### Direction
Repeat the material exactly as it appears.
** Begin Information shown **
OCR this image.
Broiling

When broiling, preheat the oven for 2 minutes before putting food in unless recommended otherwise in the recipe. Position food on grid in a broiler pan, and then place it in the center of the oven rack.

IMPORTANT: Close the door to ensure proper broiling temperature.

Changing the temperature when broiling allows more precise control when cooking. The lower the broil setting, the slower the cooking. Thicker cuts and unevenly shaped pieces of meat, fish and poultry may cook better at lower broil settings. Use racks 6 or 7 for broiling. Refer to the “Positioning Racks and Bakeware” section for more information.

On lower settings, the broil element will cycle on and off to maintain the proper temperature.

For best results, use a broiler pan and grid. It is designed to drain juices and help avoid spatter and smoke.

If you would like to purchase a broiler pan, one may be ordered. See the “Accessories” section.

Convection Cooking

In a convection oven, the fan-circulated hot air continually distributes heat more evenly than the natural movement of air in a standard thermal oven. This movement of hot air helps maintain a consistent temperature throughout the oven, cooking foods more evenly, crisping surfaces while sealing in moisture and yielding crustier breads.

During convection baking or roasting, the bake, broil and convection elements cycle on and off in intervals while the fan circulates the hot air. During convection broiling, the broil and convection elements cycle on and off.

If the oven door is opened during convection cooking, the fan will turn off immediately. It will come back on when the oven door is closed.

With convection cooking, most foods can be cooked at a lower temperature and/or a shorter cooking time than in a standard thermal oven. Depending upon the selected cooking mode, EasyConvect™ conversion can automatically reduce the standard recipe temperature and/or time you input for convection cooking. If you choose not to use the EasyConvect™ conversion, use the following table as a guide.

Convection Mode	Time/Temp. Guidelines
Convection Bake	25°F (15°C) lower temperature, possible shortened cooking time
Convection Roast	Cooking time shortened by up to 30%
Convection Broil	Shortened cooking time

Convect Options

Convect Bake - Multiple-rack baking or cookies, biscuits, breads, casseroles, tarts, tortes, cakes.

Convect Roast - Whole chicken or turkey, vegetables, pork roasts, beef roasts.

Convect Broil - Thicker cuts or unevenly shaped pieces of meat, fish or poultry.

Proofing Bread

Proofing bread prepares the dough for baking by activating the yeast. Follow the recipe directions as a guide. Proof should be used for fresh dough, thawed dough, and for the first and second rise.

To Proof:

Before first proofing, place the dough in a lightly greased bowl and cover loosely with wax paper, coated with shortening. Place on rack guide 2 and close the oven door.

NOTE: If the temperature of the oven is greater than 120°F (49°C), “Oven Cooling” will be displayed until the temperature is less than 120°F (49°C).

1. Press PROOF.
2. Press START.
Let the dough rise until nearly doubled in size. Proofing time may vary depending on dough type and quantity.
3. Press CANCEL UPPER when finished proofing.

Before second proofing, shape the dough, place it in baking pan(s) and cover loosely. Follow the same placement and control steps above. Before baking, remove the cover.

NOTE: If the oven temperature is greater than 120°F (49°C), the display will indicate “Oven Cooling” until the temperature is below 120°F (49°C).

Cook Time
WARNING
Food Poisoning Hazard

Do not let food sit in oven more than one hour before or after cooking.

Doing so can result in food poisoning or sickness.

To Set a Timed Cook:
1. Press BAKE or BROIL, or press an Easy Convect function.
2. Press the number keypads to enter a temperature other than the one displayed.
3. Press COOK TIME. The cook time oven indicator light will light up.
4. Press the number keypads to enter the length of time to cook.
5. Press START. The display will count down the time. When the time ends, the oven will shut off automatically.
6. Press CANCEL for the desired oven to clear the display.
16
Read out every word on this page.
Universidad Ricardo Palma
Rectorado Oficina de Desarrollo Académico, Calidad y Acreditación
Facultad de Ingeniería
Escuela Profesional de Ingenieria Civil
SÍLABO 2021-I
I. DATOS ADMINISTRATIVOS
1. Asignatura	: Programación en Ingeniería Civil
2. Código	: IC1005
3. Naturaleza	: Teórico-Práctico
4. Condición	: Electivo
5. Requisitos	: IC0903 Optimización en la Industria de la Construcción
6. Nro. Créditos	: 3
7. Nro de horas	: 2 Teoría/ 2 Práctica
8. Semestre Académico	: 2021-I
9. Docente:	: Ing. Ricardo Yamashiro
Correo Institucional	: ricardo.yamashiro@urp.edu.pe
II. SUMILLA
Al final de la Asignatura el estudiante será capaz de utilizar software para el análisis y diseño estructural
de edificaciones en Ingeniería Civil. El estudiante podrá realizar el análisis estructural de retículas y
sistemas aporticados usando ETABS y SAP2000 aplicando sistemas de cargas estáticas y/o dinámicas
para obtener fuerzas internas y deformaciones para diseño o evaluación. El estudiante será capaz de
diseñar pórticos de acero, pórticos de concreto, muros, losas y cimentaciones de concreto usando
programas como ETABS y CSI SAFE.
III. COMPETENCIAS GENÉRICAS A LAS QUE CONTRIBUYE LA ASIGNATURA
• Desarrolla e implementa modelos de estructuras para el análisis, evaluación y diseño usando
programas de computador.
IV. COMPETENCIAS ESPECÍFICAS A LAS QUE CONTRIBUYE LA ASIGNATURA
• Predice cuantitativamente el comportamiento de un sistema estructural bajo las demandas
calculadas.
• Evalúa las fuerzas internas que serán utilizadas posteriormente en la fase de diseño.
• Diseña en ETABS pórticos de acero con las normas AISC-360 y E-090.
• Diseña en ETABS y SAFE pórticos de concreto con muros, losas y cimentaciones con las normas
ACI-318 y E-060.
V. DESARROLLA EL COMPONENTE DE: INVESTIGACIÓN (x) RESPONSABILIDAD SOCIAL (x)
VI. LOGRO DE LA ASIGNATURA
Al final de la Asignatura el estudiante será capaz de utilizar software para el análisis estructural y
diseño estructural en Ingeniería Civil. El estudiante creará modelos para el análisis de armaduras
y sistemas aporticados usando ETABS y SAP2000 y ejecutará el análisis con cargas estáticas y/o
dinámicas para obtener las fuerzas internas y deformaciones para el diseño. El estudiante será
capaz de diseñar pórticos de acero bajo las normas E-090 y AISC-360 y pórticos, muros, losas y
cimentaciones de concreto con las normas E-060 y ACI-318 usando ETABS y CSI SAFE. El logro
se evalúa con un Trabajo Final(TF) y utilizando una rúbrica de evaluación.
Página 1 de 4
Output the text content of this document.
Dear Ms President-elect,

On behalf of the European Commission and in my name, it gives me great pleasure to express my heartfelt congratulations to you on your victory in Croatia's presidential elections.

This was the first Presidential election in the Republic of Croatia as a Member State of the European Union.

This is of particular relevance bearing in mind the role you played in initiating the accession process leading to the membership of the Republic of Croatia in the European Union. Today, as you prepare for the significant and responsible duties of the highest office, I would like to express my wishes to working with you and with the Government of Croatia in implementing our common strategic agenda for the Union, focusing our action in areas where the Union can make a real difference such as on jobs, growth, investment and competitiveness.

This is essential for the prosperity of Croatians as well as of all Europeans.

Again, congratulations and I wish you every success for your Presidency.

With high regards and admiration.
** End Information shown **
### Complete answer
OCR this image.
Broiling

When broiling, preheat the oven for 2 minutes before putting food in unless recommended otherwise in the recipe. Position food on grid in a broiler pan, and then place it in the center of the oven rack.

IMPORTANT: Close the door to ensure proper broiling temperature.

Changing the temperature when broiling allows more precise control when cooking. The lower the broil setting, the slower the cooking. Thicker cuts and unevenly shaped pieces of meat, fish and poultry may cook better at lower broil settings. Use racks 6 or 7 for broiling. Refer to the “Positioning Racks and Bakeware” section for more information.

On lower settings, the broil element will cycle on and off to maintain the proper temperature.

For best results, use a broiler pan and grid. It is designed to drain juices and help avoid spatter and smoke.

If you would like to purchase a broiler pan, one may be ordered. See the “Accessories” section.

Convection Cooking

In a convection oven, the fan-circulated hot air continually distributes heat more evenly than the natural movement of air in a standard thermal oven. This movement of hot air helps maintain a consistent temperature throughout the oven, cooking foods more evenly, crisping surfaces while sealing in moisture and yielding crustier breads.

During convection baking or roasting, the bake, broil and convection elements cycle on and off in intervals while the fan circulates the hot air. During convection broiling, the broil and convection elements cycle on and off.

If the oven door is opened during convection cooking, the fan will turn off immediately. It will come back on when the oven door is closed.

With convection cooking, most foods can be cooked at a lower temperature and/or a shorter cooking time than in a standard thermal oven. Depending upon the selected cooking mode, EasyConvect™ conversion can automatically reduce the standard recipe temperature and/or time you input for convection cooking. If you choose not to use the EasyConvect™ conversion, use the following table as a guide.

Convection Mode	Time/Temp. Guidelines
Convection Bake	25°F (15°C) lower temperature, possible shortened cooking time
Convection Roast	Cooking time shortened by up to 30%
Convection Broil	Shortened cooking time

Convect Options

Convect Bake - Multiple-rack baking or cookies, biscuits, breads, casseroles, tarts, tortes, cakes.

Convect Roast - Whole chicken or turkey, vegetables, pork roasts, beef roasts.

Convect Broil - Thicker cuts or unevenly shaped pieces of meat, fish or poultry.

Proofing Bread

Proofing bread prepares the dough for baking by activating the yeast. Follow the recipe directions as a guide. Proof should be used for fresh dough, thawed dough, and for the first and second rise.

To Proof:

Before first proofing, place the dough in a lightly greased bowl and cover loosely with wax paper, coated with shortening. Place on rack guide 2 and close the oven door.

NOTE: If the temperature of the oven is greater than 120°F (49°C), “Oven Cooling” will be displayed until the temperature is less than 120°F (49°C).

1. Press PROOF.
2. Press START.
Let the dough rise until nearly doubled in size. Proofing time may vary depending on dough type and quantity.
3. Press CANCEL UPPER when finished proofing.

Before second proofing, shape the dough, place it in baking pan(s) and cover loosely. Follow the same placement and control steps above. Before baking, remove the cover.

NOTE: If the oven temperature is greater than 120°F (49°C), the display will indicate “Oven Cooling” until the temperature is below 120°F (49°C).

Cook Time
WARNING
Food Poisoning Hazard

Do not let food sit in oven more than one hour before or after cooking.

Doing so can result in food poisoning or sickness.

To Set a Timed Cook:
1. Press BAKE or BROIL, or press an Easy Convect function.
2. Press the number keypads to enter a temperature other than the one displayed.
3. Press COOK TIME. The cook time oven indicator light will light up.
4. Press the number keypads to enter the length of time to cook.
5. Press START. The display will count down the time. When the time ends, the oven will shut off automatically.
6. Press CANCEL for the desired oven to clear the display.
16
Read out every word on this page.
Universidad Ricardo Palma
Rectorado Oficina de Desarrollo Académico, Calidad y Acreditación
Facultad de Ingeniería
Escuela Profesional de Ingenieria Civil
SÍLABO 2021-I
I. DATOS ADMINISTRATIVOS
1. Asignatura	: Programación en Ingeniería Civil
2. Código	: IC1005
3. Naturaleza	: Teórico-Práctico
4. Condición	: Electivo
5. Requisitos	: IC0903 Optimización en la Industria de la Construcción
6. Nro. Créditos	: 3
7. Nro de horas	: 2 Teoría/ 2 Práctica
8. Semestre Académico	: 2021-I
9. Docente:	: Ing. Ricardo Yamashiro
Correo Institucional	: ricardo.yamashiro@urp.edu.pe
II. SUMILLA
Al final de la Asignatura el estudiante será capaz de utilizar software para el análisis y diseño estructural
de edificaciones en Ingeniería Civil. El estudiante podrá realizar el análisis estructural de retículas y
sistemas aporticados usando ETABS y SAP2000 aplicando sistemas de cargas estáticas y/o dinámicas
para obtener fuerzas internas y deformaciones para diseño o evaluación. El estudiante será capaz de
diseñar pórticos de acero, pórticos de concreto, muros, losas y cimentaciones de concreto usando
programas como ETABS y CSI SAFE.
III. COMPETENCIAS GENÉRICAS A LAS QUE CONTRIBUYE LA ASIGNATURA
• Desarrolla e implementa modelos de estructuras para el análisis, evaluación y diseño usando
programas de computador.
IV. COMPETENCIAS ESPECÍFICAS A LAS QUE CONTRIBUYE LA ASIGNATURA
• Predice cuantitativamente el comportamiento de un sistema estructural bajo las demandas
calculadas.
• Evalúa las fuerzas internas que serán utilizadas posteriormente en la fase de diseño.
• Diseña en ETABS pórticos de acero con las normas AISC-360 y E-090.
• Diseña en ETABS y SAFE pórticos de concreto con muros, losas y cimentaciones con las normas
ACI-318 y E-060.
V. DESARROLLA EL COMPONENTE DE: INVESTIGACIÓN (x) RESPONSABILIDAD SOCIAL (x)
VI. LOGRO DE LA ASIGNATURA
Al final de la Asignatura el estudiante será capaz de utilizar software para el análisis estructural y
diseño estructural en Ingeniería Civil. El estudiante creará modelos para el análisis de armaduras
y sistemas aporticados usando ETABS y SAP2000 y ejecutará el análisis con cargas estáticas y/o
dinámicas para obtener las fuerzas internas y deformaciones para el diseño. El estudiante será
capaz de diseñar pórticos de acero bajo las normas E-090 y AISC-360 y pórticos, muros, losas y
cimentaciones de concreto con las normas E-060 y ACI-318 usando ETABS y CSI SAFE. El logro
se evalúa con un Trabajo Final(TF) y utilizando una rúbrica de evaluación.
Página 1 de 4
Output the text content of this document.
Dear Ms President-elect,

On behalf of the European Commission and in my name, it gives me great pleasure to express my heartfelt congratulations to you on your victory in Croatia's presidential elections.

This was the first Presidential election in the Republic of Croatia as a Member State of the European Union.

This is of particular relevance bearing in mind the role you played in initiating the accession process leading to the membership of the Republic of Croatia in the European Union. Today, as you prepare for the significant and responsible duties of the highest office, I would like to express my wishes to working with you and with the Government of Croatia in implementing our common strategic agenda for the Union, focusing our action in areas where the Union can make a real difference such as on jobs, growth, investment and competitiveness.

This is essential for the prosperity of Croatians as well as of all Europeans.

Again, congratulations and I wish you every success for your Presidency.

With high regards and admiration.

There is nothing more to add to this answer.